[Begin]

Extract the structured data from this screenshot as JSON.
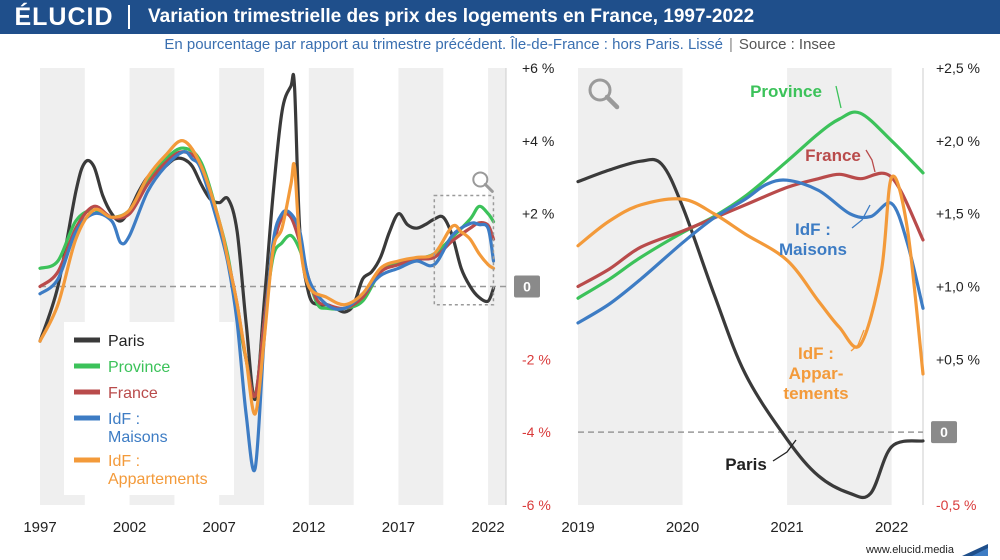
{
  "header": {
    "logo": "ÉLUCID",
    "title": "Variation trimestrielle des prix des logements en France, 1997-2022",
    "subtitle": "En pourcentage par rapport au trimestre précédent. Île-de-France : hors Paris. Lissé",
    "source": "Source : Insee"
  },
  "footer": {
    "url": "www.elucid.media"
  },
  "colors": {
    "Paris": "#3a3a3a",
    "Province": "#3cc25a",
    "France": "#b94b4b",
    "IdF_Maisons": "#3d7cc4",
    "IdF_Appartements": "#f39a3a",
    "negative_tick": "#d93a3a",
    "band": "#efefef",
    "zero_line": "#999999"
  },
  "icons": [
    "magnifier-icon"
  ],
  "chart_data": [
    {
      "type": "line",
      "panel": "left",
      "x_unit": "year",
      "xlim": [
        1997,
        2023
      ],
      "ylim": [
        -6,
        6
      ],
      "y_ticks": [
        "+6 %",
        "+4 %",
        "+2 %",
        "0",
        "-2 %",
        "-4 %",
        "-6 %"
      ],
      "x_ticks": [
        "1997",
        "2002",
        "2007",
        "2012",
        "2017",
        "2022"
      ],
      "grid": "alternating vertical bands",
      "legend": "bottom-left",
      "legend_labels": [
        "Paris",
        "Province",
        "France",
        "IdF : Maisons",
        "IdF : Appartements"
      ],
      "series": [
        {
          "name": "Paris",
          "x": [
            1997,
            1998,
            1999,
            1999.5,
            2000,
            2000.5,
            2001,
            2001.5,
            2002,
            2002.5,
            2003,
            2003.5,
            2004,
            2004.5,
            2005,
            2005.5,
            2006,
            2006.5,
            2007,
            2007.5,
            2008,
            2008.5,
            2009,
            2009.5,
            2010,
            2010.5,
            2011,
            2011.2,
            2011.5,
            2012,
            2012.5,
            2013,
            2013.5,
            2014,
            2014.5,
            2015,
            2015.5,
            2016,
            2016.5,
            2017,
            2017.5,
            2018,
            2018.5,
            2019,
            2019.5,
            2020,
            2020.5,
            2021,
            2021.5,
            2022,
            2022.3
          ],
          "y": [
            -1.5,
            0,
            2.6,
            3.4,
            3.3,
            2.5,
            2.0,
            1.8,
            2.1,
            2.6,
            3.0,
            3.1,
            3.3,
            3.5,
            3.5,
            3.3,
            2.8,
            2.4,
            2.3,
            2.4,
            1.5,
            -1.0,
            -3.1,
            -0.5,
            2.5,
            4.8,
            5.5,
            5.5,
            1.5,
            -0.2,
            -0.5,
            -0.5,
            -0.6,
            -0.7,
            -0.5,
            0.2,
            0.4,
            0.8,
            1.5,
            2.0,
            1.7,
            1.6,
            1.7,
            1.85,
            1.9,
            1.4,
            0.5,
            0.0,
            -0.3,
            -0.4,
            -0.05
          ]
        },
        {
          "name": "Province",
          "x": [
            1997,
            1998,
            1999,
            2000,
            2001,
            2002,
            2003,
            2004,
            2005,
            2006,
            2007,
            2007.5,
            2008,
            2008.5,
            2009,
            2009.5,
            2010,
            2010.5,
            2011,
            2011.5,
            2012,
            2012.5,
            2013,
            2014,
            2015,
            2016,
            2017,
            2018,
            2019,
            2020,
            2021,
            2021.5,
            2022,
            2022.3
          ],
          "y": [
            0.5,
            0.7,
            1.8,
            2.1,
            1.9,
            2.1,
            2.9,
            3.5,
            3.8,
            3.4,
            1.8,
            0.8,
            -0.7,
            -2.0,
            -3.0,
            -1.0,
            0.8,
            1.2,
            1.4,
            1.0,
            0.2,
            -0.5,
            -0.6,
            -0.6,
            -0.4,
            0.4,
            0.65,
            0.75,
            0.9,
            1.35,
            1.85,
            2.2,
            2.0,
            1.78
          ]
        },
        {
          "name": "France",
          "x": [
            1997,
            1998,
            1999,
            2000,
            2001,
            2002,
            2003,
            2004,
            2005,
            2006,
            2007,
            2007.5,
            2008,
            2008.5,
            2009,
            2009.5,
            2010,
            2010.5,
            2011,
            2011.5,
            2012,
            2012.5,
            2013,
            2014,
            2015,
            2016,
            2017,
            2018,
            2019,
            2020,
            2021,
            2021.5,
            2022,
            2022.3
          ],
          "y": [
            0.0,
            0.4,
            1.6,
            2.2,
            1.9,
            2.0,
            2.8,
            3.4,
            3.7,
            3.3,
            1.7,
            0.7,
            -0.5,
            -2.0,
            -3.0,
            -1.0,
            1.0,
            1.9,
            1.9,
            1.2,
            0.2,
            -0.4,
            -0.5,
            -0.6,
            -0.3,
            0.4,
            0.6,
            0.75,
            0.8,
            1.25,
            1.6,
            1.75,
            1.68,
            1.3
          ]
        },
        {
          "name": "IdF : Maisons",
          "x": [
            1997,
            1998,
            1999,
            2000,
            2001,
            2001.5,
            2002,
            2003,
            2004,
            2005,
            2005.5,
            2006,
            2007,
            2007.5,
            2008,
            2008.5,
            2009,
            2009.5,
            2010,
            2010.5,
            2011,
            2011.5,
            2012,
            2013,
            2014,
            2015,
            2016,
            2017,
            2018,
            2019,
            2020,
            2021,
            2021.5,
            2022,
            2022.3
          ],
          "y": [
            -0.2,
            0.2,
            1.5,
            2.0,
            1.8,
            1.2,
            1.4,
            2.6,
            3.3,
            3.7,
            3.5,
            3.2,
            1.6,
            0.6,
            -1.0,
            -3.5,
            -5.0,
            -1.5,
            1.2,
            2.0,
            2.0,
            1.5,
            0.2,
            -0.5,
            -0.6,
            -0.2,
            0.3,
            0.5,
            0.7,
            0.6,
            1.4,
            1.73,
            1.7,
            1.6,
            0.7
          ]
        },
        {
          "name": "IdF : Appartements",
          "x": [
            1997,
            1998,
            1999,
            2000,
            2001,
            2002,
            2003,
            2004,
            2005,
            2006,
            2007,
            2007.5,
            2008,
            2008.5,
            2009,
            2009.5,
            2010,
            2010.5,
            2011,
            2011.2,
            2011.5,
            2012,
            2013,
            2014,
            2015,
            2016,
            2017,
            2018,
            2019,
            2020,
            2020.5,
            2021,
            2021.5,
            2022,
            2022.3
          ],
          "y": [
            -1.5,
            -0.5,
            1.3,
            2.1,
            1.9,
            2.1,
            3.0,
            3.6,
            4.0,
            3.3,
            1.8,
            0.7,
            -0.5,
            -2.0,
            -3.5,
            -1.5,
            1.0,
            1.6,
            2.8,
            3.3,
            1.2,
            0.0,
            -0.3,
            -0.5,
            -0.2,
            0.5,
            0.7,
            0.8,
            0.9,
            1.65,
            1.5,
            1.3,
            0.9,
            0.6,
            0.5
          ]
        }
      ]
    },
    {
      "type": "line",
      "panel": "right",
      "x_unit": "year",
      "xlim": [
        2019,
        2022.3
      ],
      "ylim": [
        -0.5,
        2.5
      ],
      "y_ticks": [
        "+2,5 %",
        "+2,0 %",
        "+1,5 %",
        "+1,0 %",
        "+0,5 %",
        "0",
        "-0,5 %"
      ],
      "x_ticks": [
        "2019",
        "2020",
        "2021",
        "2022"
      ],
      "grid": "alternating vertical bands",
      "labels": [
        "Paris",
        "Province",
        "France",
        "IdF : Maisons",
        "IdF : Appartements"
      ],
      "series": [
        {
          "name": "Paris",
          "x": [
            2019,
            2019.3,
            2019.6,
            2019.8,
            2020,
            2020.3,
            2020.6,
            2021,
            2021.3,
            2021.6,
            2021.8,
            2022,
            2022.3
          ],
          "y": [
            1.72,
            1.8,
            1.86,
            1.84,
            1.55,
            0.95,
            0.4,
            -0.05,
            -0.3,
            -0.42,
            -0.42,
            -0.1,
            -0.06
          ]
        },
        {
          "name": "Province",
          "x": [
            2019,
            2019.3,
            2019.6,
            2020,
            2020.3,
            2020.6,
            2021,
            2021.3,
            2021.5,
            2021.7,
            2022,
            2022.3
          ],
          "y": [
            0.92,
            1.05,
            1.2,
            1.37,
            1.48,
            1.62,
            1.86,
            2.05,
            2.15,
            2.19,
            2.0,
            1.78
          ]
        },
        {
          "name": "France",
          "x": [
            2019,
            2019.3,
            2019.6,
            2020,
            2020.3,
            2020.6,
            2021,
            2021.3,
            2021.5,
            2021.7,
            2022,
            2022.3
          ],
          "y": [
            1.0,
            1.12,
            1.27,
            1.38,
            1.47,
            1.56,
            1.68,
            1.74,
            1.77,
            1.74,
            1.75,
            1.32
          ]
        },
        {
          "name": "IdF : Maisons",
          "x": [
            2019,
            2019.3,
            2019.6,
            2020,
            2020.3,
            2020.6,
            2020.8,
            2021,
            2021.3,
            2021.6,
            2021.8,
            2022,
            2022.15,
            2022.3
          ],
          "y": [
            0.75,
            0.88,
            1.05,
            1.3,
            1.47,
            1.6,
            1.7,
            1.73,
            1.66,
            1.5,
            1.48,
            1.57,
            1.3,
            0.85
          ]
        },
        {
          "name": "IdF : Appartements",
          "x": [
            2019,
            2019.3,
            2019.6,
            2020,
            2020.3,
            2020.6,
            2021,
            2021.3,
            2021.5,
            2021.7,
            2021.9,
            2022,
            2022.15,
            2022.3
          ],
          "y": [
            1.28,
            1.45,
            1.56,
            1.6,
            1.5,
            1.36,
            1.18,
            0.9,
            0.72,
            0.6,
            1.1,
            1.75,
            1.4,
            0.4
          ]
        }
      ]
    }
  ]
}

[End]
[Begin]

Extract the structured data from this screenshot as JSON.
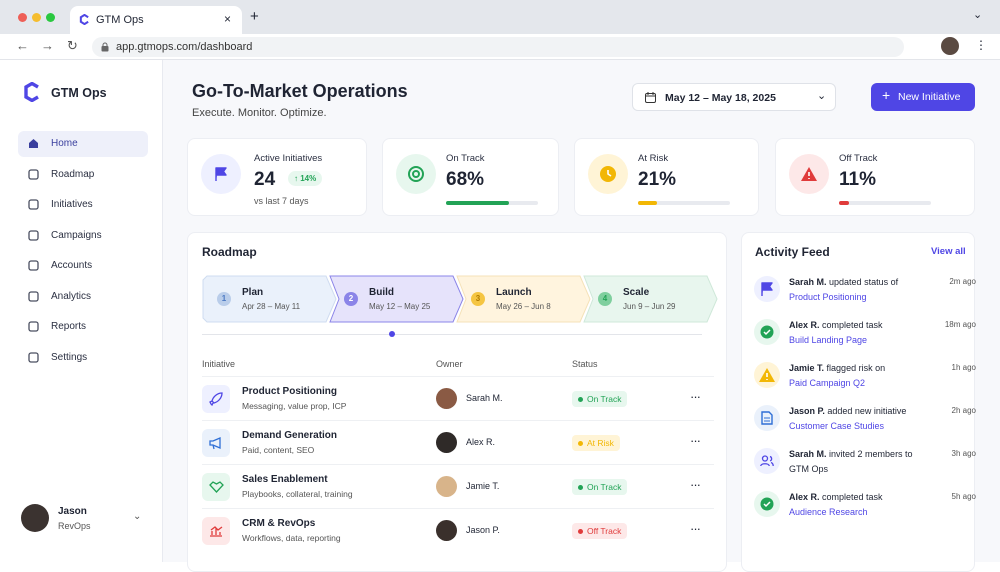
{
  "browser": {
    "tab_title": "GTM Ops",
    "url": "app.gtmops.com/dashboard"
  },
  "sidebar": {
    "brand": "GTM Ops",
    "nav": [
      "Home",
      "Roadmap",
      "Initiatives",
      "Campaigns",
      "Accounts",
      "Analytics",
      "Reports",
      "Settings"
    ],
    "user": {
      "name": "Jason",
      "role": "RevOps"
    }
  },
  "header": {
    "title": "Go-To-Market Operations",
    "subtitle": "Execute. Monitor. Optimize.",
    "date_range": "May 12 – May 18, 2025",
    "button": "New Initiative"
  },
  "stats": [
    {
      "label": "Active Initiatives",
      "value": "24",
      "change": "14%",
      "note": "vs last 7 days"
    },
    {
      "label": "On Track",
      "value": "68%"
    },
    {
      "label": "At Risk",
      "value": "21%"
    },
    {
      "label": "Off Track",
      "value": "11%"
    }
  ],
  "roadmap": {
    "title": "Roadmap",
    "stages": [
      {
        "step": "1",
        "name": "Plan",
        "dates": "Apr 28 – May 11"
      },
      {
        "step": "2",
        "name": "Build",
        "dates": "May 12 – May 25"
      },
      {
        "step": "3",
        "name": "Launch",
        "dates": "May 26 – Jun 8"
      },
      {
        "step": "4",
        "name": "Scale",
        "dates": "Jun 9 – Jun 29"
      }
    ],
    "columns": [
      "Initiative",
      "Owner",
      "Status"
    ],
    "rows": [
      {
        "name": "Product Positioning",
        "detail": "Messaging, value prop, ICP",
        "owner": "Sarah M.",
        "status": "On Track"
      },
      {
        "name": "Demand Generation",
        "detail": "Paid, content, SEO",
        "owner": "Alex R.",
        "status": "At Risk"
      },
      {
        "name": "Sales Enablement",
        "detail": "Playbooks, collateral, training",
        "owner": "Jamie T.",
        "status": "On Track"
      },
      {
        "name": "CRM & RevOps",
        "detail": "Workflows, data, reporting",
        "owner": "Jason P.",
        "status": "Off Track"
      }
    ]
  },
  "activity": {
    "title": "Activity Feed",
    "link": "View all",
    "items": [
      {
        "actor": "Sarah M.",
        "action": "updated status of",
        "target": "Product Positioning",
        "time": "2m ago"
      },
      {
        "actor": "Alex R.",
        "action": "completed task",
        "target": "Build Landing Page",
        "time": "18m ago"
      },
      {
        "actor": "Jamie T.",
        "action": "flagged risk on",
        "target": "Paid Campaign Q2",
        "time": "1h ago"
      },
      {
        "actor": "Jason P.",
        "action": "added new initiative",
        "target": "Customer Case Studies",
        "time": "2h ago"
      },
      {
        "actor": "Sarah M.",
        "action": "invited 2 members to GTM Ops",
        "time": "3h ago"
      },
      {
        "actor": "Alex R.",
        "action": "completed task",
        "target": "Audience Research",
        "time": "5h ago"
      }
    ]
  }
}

[End]

### Aim of the exercise
Find all lines holding the string "dates" and copy them.

### Result
        "dates": "Apr 28 – May 11"
        "dates": "May 12 – May 25"
        "dates": "May 26 – Jun 8"
        "dates": "Jun 9 – Jun 29"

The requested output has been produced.